---- Exercise input

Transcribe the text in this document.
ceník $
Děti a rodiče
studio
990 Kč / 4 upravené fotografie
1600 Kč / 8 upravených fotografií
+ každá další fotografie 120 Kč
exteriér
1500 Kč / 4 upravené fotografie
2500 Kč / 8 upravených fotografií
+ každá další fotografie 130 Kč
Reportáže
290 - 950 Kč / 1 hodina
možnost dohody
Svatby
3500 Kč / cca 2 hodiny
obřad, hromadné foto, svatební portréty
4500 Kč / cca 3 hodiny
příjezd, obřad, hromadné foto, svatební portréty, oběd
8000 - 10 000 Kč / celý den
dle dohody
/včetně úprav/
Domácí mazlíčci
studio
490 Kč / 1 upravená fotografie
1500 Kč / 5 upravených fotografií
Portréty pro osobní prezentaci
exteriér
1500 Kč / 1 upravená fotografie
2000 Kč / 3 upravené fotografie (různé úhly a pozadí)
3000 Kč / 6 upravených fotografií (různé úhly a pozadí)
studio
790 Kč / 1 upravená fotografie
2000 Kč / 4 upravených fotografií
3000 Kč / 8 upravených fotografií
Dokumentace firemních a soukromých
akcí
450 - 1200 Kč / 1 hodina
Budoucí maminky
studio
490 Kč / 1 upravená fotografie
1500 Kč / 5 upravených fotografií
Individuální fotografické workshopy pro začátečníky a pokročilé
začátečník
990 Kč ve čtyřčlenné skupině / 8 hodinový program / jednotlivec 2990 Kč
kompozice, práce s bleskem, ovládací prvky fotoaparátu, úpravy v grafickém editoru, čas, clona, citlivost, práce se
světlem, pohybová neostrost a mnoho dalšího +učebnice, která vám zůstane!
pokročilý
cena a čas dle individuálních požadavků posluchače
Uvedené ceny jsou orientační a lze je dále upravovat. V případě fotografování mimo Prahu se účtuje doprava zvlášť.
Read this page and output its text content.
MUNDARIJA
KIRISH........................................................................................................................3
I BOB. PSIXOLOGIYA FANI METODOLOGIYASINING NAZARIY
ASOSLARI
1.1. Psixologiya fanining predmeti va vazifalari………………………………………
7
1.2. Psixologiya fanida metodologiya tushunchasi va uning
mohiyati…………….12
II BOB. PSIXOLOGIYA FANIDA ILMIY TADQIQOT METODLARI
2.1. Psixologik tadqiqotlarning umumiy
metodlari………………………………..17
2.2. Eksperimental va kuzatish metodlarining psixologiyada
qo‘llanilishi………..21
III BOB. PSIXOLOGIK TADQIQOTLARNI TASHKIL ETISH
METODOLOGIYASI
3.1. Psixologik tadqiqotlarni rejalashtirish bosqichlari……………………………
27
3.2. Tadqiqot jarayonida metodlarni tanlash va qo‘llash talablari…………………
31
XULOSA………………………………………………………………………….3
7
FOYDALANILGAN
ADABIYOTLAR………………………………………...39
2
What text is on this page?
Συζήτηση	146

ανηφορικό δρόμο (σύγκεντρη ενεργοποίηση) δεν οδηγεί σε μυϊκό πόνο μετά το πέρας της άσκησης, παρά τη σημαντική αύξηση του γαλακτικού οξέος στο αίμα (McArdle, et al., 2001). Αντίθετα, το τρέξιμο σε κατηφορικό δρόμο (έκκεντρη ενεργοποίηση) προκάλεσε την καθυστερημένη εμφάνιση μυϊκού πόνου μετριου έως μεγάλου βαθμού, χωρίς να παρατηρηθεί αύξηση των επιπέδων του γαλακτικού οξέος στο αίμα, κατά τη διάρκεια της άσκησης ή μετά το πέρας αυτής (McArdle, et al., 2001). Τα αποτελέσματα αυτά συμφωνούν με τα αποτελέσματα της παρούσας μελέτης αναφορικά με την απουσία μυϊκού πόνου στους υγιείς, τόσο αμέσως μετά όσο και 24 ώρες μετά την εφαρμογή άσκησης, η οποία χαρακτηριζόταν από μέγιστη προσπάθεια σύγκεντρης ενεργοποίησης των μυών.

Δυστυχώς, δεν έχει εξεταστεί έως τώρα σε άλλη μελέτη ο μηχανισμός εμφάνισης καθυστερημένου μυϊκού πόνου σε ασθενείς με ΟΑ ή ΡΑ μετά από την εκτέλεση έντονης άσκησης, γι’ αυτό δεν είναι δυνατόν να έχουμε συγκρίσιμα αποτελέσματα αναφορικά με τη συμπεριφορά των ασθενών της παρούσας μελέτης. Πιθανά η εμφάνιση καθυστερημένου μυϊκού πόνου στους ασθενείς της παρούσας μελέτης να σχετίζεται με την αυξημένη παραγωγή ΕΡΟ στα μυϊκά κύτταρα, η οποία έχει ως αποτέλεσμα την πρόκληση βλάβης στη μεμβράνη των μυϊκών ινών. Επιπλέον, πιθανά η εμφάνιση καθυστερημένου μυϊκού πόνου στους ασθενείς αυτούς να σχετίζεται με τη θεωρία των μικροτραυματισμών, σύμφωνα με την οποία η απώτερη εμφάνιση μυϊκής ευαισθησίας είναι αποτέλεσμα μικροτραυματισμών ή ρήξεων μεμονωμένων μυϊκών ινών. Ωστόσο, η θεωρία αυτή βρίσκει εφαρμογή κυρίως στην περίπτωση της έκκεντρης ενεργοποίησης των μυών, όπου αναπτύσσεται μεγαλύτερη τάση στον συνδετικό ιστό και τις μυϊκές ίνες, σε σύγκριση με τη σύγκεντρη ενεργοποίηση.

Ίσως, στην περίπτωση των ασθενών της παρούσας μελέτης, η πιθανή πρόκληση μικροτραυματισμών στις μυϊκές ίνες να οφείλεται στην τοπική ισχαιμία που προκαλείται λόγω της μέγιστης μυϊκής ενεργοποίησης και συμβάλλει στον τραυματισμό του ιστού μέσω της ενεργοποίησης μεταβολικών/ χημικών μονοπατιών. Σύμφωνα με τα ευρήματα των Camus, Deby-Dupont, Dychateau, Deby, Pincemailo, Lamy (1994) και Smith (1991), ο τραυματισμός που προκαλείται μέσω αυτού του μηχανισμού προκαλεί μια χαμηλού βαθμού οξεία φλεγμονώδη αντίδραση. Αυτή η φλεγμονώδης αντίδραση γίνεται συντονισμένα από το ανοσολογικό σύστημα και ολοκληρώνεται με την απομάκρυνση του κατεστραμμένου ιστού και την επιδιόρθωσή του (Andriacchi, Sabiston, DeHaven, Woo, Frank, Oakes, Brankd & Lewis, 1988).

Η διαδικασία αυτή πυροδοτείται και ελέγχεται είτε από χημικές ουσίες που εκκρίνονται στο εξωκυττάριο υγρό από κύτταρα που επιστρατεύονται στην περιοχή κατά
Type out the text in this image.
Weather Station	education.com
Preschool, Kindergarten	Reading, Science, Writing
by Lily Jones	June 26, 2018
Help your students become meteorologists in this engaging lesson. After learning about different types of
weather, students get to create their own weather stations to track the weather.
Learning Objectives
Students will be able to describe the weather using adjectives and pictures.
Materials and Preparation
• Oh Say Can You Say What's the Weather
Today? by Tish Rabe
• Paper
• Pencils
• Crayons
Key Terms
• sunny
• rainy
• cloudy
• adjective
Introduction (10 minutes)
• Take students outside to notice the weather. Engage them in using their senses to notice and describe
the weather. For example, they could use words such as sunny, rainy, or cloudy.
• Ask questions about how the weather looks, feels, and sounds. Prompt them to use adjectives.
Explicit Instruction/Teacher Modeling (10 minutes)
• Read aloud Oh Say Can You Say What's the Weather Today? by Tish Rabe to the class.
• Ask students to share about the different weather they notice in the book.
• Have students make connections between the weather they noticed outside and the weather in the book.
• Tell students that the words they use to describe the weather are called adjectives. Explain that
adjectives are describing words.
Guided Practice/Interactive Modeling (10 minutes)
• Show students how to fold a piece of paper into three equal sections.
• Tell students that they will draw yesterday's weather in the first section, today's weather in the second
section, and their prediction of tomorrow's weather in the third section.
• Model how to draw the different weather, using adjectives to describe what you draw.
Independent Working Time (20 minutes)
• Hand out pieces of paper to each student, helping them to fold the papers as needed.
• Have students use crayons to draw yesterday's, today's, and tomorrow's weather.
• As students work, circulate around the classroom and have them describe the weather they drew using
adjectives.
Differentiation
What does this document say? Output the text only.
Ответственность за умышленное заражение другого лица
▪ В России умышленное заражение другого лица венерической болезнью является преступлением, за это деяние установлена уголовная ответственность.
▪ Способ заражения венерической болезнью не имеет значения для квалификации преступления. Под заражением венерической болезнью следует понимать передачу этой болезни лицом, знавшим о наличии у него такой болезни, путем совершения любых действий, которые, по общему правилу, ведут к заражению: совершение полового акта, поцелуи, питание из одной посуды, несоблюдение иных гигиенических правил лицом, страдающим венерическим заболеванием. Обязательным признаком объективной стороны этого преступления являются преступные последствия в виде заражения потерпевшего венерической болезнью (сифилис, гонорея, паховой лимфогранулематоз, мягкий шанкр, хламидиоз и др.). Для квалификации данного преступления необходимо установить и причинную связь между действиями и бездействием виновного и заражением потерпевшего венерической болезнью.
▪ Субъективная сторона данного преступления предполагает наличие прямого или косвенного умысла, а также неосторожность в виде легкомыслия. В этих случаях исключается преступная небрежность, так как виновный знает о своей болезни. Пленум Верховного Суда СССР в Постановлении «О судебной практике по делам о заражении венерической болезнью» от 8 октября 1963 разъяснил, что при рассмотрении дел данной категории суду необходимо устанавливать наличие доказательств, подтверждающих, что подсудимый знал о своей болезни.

--------

■ Stated task ■
Find every line with "obřad" in the listing and state how many there are, nothing else.

■ Exercise response ■
2